CHALLENGE – Using the entries that follow, state how many lines contain the word "being". The response is that number and nothing more.
-----
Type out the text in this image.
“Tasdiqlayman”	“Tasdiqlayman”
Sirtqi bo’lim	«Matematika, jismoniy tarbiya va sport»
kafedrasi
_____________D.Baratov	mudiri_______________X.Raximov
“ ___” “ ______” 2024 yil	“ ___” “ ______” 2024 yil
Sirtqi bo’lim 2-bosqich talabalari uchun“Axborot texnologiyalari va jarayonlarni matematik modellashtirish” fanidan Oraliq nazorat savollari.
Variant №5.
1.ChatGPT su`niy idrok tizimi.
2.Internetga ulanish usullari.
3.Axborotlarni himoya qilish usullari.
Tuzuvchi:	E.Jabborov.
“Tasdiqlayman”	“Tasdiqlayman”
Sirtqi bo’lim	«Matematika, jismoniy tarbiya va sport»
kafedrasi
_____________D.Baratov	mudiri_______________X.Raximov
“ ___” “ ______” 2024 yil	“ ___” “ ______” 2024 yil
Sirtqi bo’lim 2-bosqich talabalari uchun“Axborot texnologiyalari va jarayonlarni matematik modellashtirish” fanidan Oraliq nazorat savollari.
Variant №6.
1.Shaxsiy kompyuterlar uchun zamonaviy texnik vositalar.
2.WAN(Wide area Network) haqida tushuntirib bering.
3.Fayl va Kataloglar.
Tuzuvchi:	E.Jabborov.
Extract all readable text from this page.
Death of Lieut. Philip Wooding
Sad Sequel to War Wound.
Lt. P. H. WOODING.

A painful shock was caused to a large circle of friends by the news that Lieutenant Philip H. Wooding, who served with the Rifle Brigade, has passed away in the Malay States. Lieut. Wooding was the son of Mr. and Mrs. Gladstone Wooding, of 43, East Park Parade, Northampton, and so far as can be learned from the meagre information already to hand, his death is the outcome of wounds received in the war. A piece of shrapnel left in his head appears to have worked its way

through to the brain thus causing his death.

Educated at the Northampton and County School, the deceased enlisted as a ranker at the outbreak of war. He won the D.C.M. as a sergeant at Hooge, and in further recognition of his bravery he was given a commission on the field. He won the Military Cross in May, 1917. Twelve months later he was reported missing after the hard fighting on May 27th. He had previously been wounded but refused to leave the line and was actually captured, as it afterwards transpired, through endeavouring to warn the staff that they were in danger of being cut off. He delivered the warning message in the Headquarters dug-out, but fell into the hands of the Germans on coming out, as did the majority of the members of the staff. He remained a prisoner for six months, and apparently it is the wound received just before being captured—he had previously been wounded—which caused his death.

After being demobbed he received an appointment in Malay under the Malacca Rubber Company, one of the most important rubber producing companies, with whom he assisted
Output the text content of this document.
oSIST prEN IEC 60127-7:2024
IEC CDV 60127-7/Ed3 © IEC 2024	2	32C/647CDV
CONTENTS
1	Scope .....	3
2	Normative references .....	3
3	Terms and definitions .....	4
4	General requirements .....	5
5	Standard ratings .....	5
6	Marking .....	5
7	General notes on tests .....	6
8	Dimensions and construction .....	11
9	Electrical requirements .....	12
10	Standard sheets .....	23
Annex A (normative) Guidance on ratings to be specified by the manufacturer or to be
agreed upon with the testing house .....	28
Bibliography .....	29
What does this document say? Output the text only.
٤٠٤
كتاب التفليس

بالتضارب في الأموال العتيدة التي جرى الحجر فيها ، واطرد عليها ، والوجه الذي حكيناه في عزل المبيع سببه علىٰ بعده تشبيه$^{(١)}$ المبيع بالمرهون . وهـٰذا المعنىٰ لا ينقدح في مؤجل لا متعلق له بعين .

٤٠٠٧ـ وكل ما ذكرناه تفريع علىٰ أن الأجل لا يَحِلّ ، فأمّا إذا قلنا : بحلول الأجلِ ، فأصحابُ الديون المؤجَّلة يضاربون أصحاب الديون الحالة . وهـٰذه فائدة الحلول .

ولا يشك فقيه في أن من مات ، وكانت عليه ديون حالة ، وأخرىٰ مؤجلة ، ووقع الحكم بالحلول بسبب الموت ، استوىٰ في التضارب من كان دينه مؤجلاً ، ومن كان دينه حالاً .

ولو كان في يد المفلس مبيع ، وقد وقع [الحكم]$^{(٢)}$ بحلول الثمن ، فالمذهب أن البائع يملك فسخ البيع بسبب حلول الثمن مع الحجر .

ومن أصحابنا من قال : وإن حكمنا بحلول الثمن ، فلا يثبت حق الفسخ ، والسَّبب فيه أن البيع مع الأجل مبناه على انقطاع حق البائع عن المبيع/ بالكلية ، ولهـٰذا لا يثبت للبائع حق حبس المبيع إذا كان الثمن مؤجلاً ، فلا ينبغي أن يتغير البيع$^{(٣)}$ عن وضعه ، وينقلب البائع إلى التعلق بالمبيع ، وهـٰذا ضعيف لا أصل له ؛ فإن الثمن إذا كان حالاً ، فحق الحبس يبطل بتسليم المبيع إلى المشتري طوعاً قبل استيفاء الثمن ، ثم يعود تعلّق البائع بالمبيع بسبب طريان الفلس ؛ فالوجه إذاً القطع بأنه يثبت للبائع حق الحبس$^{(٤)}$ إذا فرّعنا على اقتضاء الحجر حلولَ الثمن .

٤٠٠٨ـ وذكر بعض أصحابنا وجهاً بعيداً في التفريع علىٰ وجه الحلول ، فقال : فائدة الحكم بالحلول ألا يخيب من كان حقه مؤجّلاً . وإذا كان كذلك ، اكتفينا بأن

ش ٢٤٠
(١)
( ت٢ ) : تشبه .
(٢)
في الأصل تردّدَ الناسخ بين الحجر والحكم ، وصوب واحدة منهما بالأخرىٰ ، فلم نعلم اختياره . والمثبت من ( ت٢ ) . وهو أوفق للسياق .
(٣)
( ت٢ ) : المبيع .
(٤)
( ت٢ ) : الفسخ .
-----
THE COMPLETED TASK – 2